## Task statement
Give all the lines below again, exactly, with no pictures.

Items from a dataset
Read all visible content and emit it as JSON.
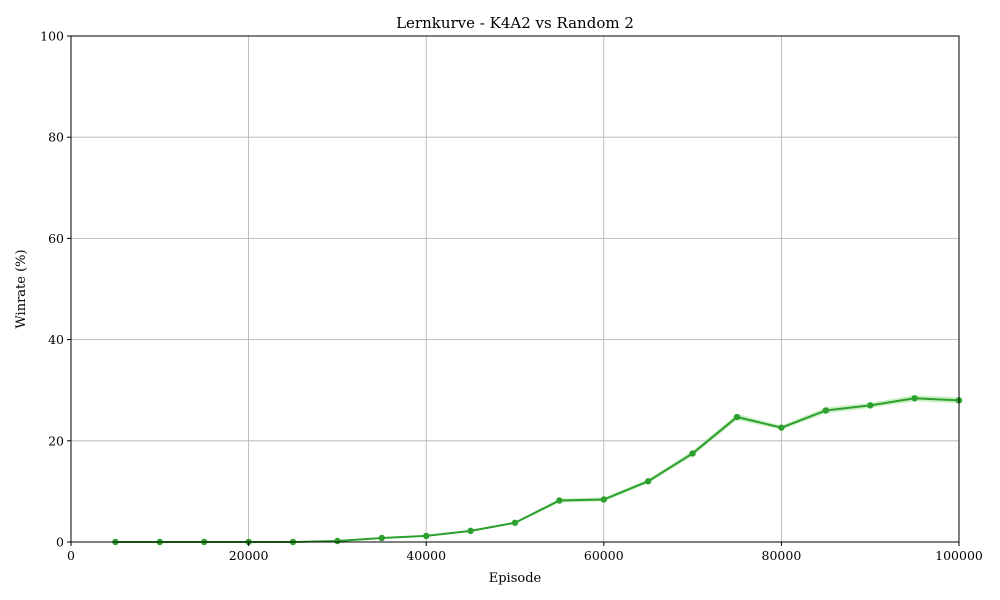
{
  "chart_data": {
    "type": "line",
    "title": "Lernkurve - K4A2 vs Random 2",
    "xlabel": "Episode",
    "ylabel": "Winrate (%)",
    "xlim": [
      0,
      100000
    ],
    "ylim": [
      0,
      100
    ],
    "grid": true,
    "x_ticks": [
      "0",
      "20000",
      "40000",
      "60000",
      "80000",
      "100000"
    ],
    "y_ticks": [
      "0",
      "20",
      "40",
      "60",
      "80",
      "100"
    ],
    "x_tick_values": [
      0,
      20000,
      40000,
      60000,
      80000,
      100000
    ],
    "y_tick_values": [
      0,
      20,
      40,
      60,
      80,
      100
    ],
    "series": [
      {
        "color": "#2ca02c",
        "band_color": "#98df8a",
        "x": [
          5000,
          10000,
          15000,
          20000,
          25000,
          30000,
          35000,
          40000,
          45000,
          50000,
          55000,
          60000,
          65000,
          70000,
          75000,
          80000,
          85000,
          90000,
          95000,
          100000
        ],
        "values": [
          0.0,
          0.0,
          0.0,
          0.0,
          0.0,
          0.2,
          0.8,
          1.2,
          2.2,
          3.8,
          8.2,
          8.4,
          12.0,
          17.5,
          24.7,
          22.6,
          26.0,
          27.0,
          28.4,
          28.0
        ],
        "band_low": [
          0.0,
          0.0,
          0.0,
          0.0,
          0.0,
          0.1,
          0.7,
          1.1,
          2.0,
          3.6,
          7.8,
          8.0,
          11.6,
          17.0,
          24.1,
          22.2,
          25.4,
          26.5,
          27.8,
          27.4
        ],
        "band_high": [
          0.0,
          0.0,
          0.0,
          0.0,
          0.0,
          0.3,
          0.9,
          1.3,
          2.4,
          4.0,
          8.6,
          8.8,
          12.4,
          18.0,
          25.3,
          23.0,
          26.6,
          27.5,
          29.0,
          28.6
        ]
      }
    ]
  }
}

## Exercise result
Read all visible content and emit it as JSON.
{
  "chart_data": {
    "type": "line",
    "title": "Lernkurve - K4A2 vs Random 2",
    "xlabel": "Episode",
    "ylabel": "Winrate (%)",
    "xlim": [
      0,
      100000
    ],
    "ylim": [
      0,
      100
    ],
    "grid": true,
    "x_ticks": [
      "0",
      "20000",
      "40000",
      "60000",
      "80000",
      "100000"
    ],
    "y_ticks": [
      "0",
      "20",
      "40",
      "60",
      "80",
      "100"
    ],
    "x_tick_values": [
      0,
      20000,
      40000,
      60000,
      80000,
      100000
    ],
    "y_tick_values": [
      0,
      20,
      40,
      60,
      80,
      100
    ],
    "series": [
      {
        "color": "#2ca02c",
        "band_color": "#98df8a",
        "x": [
          5000,
          10000,
          15000,
          20000,
          25000,
          30000,
          35000,
          40000,
          45000,
          50000,
          55000,
          60000,
          65000,
          70000,
          75000,
          80000,
          85000,
          90000,
          95000,
          100000
        ],
        "values": [
          0.0,
          0.0,
          0.0,
          0.0,
          0.0,
          0.2,
          0.8,
          1.2,
          2.2,
          3.8,
          8.2,
          8.4,
          12.0,
          17.5,
          24.7,
          22.6,
          26.0,
          27.0,
          28.4,
          28.0
        ],
        "band_low": [
          0.0,
          0.0,
          0.0,
          0.0,
          0.0,
          0.1,
          0.7,
          1.1,
          2.0,
          3.6,
          7.8,
          8.0,
          11.6,
          17.0,
          24.1,
          22.2,
          25.4,
          26.5,
          27.8,
          27.4
        ],
        "band_high": [
          0.0,
          0.0,
          0.0,
          0.0,
          0.0,
          0.3,
          0.9,
          1.3,
          2.4,
          4.0,
          8.6,
          8.8,
          12.4,
          18.0,
          25.3,
          23.0,
          26.6,
          27.5,
          29.0,
          28.6
        ]
      }
    ]
  }
}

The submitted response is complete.